**Excerpted records**
------------------------------------------------

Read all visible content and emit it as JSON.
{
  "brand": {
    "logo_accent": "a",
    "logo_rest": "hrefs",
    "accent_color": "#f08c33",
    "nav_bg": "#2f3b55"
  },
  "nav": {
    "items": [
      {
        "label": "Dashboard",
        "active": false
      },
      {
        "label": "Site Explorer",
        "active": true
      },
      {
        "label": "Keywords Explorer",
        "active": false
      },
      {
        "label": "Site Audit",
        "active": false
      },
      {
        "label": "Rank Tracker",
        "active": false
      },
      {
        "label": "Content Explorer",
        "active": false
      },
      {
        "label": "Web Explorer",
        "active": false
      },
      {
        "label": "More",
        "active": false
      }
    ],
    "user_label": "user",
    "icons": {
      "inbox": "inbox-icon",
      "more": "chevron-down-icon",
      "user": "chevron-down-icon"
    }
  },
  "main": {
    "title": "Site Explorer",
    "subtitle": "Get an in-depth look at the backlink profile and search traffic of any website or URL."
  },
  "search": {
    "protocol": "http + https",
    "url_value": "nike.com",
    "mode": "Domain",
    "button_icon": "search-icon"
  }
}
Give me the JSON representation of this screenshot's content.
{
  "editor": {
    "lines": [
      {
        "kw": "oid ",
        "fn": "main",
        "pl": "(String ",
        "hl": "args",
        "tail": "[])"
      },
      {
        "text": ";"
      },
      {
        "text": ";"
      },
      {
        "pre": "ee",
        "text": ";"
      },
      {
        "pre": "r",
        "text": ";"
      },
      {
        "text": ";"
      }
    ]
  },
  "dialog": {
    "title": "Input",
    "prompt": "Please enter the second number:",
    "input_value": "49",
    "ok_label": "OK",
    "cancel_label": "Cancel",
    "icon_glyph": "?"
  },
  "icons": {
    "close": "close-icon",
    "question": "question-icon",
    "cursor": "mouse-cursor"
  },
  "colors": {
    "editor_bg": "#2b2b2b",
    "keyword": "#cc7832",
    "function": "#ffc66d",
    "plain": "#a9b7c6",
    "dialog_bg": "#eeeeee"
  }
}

------------------------------------------------

**Goal of the exercise**
Pull out all lines from the listing that contain the string "user".

**Written solution**
    "user_label": "user",
      "user": "chevron-down-icon"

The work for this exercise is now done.